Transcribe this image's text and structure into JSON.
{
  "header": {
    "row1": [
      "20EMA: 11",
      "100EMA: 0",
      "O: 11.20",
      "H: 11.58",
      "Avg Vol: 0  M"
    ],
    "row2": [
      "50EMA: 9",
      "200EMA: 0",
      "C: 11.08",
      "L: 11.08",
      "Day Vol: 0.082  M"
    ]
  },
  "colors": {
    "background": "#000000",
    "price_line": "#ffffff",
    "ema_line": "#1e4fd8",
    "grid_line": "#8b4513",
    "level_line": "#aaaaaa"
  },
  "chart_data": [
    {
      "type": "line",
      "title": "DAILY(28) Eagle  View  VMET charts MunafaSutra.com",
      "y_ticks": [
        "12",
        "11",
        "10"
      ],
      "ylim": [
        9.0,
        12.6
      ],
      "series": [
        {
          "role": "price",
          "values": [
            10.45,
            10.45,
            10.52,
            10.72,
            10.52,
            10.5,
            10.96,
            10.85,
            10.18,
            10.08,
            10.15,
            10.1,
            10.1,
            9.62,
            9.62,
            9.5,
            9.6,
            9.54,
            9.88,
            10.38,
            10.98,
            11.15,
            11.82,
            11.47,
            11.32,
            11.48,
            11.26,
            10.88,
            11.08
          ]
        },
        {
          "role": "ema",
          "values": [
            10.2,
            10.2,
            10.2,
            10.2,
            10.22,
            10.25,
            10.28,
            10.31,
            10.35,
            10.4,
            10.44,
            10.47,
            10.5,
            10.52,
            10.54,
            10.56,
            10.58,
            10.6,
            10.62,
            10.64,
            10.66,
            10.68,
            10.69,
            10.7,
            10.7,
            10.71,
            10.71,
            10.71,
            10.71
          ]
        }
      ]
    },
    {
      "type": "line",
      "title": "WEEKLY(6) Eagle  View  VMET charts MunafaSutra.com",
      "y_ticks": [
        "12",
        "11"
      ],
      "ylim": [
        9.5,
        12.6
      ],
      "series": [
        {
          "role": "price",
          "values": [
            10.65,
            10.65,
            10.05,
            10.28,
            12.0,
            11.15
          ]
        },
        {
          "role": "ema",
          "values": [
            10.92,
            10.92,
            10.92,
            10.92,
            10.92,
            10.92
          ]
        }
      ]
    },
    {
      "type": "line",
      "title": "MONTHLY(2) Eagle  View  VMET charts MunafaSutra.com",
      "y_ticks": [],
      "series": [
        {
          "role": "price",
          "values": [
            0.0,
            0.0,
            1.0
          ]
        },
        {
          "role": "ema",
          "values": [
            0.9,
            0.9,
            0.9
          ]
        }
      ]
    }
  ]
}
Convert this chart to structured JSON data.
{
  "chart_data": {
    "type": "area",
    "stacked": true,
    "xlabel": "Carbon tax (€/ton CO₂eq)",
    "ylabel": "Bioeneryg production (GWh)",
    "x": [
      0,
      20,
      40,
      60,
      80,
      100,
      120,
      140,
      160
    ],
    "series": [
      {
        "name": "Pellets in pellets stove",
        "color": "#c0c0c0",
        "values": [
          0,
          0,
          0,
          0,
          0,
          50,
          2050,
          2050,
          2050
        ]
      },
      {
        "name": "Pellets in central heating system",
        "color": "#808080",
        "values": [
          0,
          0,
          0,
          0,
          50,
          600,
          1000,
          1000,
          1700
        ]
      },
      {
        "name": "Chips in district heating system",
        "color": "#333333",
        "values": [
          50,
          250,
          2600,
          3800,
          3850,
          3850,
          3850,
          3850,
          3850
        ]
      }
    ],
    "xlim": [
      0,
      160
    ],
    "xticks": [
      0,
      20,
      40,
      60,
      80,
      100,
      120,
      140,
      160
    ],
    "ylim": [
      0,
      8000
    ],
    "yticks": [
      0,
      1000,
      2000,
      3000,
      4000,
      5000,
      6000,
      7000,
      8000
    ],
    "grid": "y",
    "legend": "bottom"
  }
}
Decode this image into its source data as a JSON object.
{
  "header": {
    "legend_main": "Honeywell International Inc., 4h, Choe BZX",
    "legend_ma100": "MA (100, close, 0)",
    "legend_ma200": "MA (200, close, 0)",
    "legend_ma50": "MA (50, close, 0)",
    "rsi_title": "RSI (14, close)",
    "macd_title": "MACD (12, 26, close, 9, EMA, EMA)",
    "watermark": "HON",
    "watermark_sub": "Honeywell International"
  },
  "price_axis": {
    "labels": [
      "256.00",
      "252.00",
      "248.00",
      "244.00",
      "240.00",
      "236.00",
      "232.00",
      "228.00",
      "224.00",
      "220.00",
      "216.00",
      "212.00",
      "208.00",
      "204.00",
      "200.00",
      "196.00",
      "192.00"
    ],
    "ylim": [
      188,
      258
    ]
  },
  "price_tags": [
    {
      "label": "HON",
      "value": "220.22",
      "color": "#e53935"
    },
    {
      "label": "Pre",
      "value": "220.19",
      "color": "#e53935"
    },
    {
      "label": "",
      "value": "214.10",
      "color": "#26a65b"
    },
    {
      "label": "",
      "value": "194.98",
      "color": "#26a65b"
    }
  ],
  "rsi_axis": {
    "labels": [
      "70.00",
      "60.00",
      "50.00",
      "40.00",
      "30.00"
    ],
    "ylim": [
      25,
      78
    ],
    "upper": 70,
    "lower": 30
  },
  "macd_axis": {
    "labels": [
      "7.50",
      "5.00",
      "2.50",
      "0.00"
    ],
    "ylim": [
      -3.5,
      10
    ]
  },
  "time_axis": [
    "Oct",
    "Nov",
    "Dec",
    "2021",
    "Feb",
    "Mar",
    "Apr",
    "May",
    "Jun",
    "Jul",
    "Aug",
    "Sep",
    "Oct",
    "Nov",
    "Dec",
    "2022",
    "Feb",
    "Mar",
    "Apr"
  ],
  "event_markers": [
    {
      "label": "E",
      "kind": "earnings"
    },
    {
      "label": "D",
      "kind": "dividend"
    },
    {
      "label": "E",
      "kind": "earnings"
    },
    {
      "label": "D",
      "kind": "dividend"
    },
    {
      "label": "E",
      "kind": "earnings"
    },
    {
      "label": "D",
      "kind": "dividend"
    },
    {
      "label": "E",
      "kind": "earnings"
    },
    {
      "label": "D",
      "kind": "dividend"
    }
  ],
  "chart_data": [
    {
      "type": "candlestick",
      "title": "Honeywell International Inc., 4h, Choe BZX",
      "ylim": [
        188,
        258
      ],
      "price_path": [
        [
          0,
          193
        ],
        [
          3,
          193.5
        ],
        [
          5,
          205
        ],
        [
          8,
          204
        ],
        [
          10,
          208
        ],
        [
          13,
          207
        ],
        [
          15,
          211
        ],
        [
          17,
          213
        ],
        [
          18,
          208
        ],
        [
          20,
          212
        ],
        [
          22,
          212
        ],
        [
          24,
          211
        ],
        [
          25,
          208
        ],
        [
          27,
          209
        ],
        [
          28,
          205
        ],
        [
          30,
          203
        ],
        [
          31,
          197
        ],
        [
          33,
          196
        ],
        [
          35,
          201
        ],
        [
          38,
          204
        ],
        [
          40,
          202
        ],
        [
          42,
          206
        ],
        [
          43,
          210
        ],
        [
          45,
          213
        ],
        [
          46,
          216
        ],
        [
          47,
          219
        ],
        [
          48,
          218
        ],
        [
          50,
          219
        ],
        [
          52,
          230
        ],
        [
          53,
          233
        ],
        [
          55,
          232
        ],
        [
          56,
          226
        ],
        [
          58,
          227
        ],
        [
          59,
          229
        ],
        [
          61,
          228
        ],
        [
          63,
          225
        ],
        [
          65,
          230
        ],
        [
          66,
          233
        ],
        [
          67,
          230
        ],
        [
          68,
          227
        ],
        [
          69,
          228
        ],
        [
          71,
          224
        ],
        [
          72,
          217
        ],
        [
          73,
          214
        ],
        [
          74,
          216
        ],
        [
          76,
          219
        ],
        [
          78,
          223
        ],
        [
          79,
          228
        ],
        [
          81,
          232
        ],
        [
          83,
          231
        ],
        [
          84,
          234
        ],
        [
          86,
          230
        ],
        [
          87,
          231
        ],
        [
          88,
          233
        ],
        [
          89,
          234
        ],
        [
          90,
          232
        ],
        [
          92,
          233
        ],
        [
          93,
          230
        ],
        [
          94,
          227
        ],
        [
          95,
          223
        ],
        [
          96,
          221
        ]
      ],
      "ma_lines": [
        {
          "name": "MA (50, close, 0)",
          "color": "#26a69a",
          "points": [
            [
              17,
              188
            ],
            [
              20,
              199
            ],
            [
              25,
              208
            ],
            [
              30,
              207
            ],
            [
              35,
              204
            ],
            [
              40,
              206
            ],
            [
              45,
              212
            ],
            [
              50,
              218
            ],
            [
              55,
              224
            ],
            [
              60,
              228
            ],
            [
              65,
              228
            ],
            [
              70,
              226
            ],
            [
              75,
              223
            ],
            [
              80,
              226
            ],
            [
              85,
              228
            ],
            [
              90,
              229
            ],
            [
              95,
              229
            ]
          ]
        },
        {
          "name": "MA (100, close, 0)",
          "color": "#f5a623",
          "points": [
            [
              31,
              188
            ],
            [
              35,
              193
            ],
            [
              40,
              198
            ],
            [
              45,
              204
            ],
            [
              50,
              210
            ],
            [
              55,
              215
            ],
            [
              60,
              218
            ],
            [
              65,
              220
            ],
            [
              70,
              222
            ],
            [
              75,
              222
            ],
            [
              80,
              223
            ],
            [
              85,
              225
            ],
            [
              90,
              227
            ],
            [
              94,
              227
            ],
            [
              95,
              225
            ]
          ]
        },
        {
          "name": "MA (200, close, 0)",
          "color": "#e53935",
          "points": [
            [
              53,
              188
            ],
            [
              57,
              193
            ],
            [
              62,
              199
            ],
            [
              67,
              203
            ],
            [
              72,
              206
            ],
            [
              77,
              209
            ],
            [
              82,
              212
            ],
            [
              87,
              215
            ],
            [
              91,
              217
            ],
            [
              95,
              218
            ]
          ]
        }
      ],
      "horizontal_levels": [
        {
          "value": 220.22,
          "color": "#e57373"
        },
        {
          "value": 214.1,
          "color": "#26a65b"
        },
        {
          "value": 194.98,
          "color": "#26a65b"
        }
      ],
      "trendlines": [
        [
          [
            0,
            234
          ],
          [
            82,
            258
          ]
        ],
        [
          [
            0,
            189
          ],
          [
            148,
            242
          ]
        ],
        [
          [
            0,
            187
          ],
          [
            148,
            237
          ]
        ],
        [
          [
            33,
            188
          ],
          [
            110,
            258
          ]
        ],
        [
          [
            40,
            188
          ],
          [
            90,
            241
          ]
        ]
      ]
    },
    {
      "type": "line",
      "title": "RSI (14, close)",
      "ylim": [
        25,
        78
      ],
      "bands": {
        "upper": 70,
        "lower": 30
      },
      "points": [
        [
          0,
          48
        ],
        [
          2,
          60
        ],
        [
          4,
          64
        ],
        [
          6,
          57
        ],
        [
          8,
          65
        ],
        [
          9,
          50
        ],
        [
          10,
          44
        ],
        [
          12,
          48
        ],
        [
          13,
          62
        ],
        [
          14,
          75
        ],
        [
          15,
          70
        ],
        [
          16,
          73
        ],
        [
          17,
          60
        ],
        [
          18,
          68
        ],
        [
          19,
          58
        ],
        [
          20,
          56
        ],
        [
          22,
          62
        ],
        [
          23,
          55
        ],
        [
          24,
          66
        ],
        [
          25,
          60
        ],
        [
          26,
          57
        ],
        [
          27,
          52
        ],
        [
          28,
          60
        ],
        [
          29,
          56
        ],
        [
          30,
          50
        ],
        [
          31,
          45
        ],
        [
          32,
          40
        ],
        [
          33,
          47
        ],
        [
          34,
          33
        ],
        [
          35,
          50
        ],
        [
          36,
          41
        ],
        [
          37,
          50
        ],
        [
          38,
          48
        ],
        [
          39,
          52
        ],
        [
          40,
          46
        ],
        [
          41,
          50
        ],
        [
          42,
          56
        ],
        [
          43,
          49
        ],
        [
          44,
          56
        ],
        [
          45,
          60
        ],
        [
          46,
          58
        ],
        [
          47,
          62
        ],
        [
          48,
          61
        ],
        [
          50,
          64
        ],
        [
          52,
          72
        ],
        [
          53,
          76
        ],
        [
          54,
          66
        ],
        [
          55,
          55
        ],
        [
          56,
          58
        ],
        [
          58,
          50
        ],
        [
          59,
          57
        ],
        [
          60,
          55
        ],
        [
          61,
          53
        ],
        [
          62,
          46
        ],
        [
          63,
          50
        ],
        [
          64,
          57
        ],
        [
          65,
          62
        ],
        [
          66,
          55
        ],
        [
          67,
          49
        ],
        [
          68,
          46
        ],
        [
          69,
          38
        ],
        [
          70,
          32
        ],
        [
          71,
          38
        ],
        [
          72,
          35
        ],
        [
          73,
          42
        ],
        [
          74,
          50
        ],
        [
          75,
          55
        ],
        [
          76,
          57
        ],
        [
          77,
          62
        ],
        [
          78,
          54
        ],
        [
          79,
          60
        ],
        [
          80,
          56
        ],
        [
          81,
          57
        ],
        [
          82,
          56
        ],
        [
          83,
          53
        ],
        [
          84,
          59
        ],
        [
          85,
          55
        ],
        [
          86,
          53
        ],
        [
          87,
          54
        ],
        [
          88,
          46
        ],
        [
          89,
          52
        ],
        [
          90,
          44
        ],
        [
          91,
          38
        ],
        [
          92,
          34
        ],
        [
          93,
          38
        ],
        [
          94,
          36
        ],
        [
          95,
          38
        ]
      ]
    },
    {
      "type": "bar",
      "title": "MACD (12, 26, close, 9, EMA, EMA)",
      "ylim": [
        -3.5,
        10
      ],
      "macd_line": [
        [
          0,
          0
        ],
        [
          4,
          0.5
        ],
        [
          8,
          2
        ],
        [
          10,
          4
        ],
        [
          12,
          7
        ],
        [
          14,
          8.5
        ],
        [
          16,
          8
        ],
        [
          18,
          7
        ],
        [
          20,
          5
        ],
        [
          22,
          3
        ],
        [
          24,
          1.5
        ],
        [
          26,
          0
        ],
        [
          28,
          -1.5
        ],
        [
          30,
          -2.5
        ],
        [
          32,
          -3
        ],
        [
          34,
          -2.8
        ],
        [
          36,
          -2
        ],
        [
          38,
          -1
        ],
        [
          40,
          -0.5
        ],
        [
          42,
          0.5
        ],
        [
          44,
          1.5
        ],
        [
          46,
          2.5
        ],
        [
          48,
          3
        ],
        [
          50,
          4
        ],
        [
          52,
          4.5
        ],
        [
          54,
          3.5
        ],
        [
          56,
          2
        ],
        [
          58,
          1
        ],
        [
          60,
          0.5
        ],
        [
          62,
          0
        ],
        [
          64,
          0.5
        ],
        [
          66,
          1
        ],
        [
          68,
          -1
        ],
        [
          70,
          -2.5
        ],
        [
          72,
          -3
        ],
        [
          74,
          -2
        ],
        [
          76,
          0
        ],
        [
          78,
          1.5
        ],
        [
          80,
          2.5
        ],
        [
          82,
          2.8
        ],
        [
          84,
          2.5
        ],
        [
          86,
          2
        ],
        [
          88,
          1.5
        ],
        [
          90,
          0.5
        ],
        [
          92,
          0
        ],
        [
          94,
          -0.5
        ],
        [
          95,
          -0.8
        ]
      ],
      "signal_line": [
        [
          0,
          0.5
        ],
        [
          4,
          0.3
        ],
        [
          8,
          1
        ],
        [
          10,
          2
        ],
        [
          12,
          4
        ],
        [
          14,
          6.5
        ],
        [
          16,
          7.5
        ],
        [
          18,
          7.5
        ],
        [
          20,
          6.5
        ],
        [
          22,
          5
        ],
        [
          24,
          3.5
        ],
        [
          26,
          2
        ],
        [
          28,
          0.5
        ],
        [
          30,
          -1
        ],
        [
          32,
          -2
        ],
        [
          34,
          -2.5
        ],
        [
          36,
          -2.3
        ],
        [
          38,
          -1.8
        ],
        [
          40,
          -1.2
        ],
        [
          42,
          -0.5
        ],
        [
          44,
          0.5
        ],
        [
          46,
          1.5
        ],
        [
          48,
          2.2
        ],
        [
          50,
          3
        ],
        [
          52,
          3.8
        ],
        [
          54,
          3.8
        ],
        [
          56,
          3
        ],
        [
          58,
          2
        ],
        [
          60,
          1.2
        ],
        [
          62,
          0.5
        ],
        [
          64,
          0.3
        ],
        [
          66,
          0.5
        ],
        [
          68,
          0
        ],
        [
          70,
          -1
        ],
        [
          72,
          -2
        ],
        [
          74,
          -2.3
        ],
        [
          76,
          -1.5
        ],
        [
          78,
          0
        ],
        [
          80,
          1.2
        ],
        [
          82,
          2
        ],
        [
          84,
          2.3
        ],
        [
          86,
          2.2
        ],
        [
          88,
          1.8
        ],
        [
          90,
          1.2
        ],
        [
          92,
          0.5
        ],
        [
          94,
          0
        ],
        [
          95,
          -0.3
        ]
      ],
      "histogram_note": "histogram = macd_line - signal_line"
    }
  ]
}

----

* **The exercise**
From the data, collect all lines where the string "Pellets" appears.

* **Response to the task**
        "name": "Pellets in pellets stove",
        "name": "Pellets in central heating system",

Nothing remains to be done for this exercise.